# Objective:
Set out each line from the following listing that includes the word "name".

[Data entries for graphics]
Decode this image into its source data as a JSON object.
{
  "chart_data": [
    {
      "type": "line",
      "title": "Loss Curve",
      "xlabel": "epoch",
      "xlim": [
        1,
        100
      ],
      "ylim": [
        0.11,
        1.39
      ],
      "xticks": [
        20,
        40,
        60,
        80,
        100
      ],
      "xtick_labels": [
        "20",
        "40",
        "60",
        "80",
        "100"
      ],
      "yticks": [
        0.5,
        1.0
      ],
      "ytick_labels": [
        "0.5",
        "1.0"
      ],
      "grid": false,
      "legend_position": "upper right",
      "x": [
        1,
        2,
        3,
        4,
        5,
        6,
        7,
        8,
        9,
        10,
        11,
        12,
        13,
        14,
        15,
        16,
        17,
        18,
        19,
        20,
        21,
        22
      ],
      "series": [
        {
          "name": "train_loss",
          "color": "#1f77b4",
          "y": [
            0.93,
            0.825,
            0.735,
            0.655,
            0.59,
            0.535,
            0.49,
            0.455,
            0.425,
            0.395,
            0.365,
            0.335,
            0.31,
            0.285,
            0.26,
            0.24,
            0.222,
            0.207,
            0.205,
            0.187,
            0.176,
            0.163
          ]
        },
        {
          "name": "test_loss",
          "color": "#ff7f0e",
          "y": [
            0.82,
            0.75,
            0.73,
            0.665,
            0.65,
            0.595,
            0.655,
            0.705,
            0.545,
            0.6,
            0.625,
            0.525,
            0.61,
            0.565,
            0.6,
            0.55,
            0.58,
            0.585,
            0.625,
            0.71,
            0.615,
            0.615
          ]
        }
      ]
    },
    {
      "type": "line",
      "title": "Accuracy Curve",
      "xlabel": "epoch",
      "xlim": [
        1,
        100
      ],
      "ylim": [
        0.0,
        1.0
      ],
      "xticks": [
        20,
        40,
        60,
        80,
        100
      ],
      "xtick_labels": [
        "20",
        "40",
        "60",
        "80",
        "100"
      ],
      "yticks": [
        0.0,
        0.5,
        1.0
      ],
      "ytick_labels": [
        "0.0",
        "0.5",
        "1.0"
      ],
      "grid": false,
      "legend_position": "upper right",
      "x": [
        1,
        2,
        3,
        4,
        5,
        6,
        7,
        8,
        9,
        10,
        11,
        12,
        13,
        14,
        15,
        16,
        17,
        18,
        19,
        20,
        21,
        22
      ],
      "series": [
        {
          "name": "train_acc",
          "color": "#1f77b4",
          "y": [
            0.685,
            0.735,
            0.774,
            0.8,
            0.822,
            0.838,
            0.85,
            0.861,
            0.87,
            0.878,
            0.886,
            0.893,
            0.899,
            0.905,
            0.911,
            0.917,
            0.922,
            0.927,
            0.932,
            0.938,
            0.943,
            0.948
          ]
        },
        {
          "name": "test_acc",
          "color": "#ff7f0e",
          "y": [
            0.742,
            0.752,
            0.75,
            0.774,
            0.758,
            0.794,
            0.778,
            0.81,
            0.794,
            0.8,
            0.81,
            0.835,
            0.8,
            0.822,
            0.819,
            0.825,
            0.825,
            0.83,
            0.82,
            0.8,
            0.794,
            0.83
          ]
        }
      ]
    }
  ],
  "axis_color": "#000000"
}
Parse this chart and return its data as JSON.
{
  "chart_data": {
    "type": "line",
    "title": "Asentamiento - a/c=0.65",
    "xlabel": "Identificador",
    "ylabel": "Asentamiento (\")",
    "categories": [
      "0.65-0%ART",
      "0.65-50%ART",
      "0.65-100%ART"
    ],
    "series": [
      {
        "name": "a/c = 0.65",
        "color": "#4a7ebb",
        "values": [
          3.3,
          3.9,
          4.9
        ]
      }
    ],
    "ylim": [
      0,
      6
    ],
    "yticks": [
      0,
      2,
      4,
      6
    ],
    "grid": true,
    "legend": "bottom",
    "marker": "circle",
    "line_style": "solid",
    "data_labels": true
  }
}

# Full solution:
          "name": "train_loss",
          "name": "test_loss",
          "name": "train_acc",
          "name": "test_acc",
        "name": "a/c = 0.65",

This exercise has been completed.